### What to do
Find each line with the word "состоит" and state how many there are, nothing more.

### Records
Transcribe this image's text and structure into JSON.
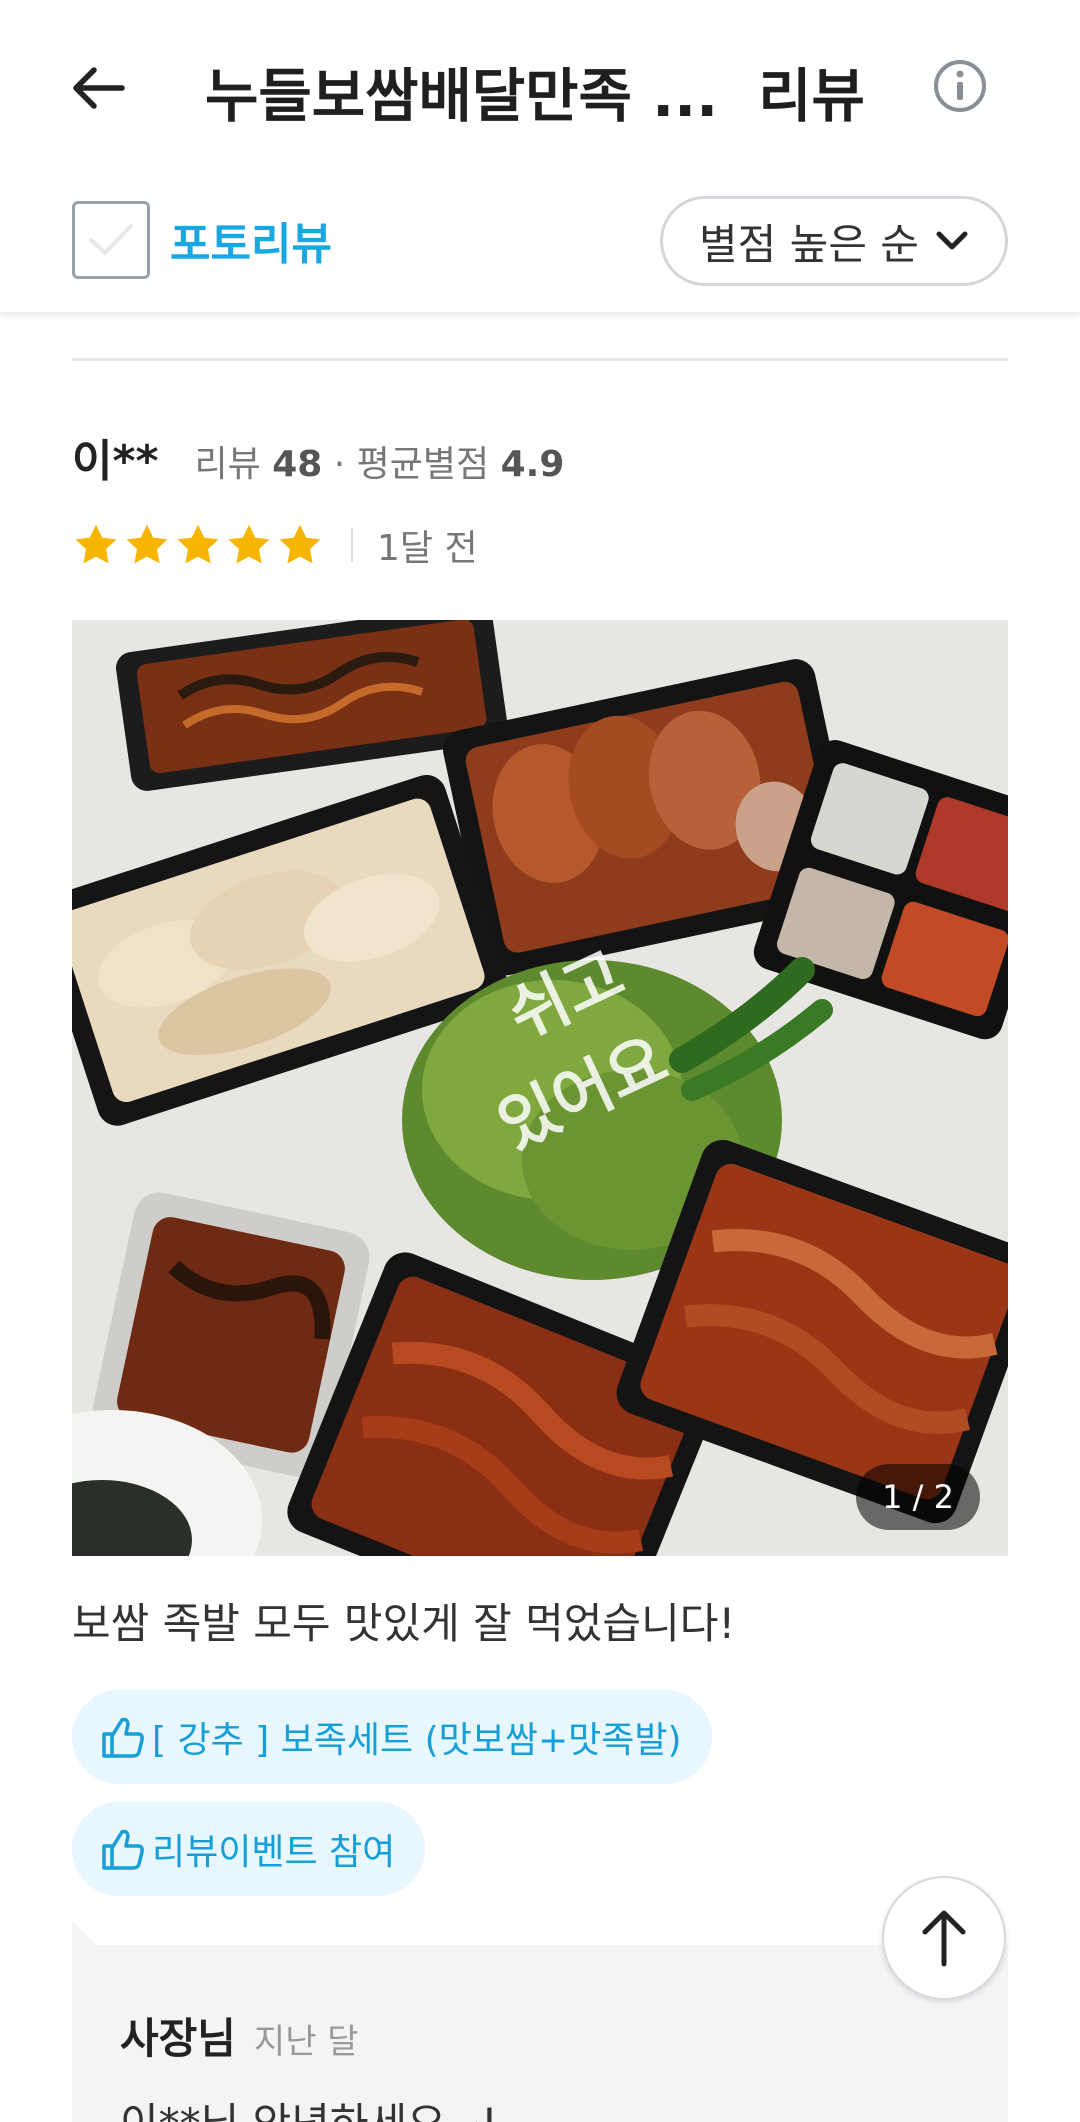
{
  "header": {
    "store_name": "누들보쌈배달만족 ...",
    "title_suffix": "리뷰"
  },
  "filters": {
    "photo_review_label": "포토리뷰",
    "photo_review_checked": false,
    "sort_label": "별점 높은 순"
  },
  "review": {
    "reviewer_name": "이**",
    "review_count_label": "리뷰",
    "review_count": "48",
    "avg_label": "평균별점",
    "avg_rating": "4.9",
    "stars": 5,
    "date": "1달 전",
    "photo_counter": "1 / 2",
    "text": "보쌈 족발 모두 맛있게 잘 먹었습니다!",
    "tags": [
      "[ 강추 ] 보족세트 (맛보쌈+맛족발)",
      "리뷰이벤트  참여"
    ]
  },
  "owner_reply": {
    "name": "사장님",
    "date": "지난 달",
    "text": "이**님 안녕하세요~!"
  },
  "colors": {
    "accent": "#18a7e0",
    "star": "#f8b500",
    "tag_bg": "#e8f6fd",
    "reply_bg": "#f3f4f6"
  },
  "icons": {
    "back": "arrow-left-icon",
    "info": "info-circle-icon",
    "sort": "chevron-down-icon",
    "tag": "thumbs-up-icon",
    "scroll_top": "arrow-up-icon"
  }
}
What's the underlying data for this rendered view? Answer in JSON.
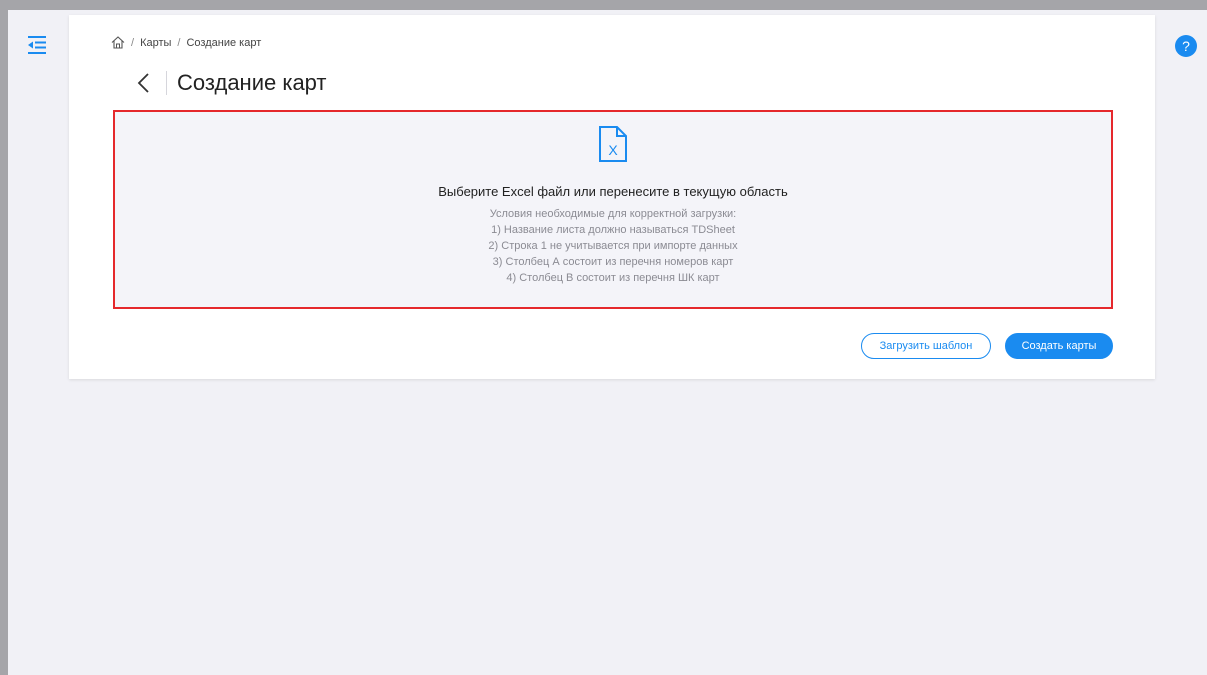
{
  "header": {
    "menu_icon": "menu-collapse-icon",
    "help_label": "?"
  },
  "breadcrumb": {
    "home_icon": "home-icon",
    "separator": "/",
    "items": [
      "Карты",
      "Создание карт"
    ]
  },
  "page": {
    "title": "Создание карт",
    "back_icon": "chevron-left-icon"
  },
  "dropzone": {
    "icon": "excel-file-icon",
    "icon_letter": "X",
    "title": "Выберите Excel файл или перенесите в текущую область",
    "conditions_heading": "Условия необходимые для корректной загрузки:",
    "conditions": [
      "1) Название листа должно называться TDSheet",
      "2) Строка 1 не учитывается при импорте данных",
      "3) Столбец А состоит из перечня номеров карт",
      "4) Столбец В состоит из перечня ШК карт"
    ]
  },
  "actions": {
    "load_template_label": "Загрузить шаблон",
    "create_cards_label": "Создать карты"
  },
  "colors": {
    "accent": "#1a8bf0",
    "highlight_border": "#e5282c",
    "background": "#f1f1f6"
  }
}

### The result
2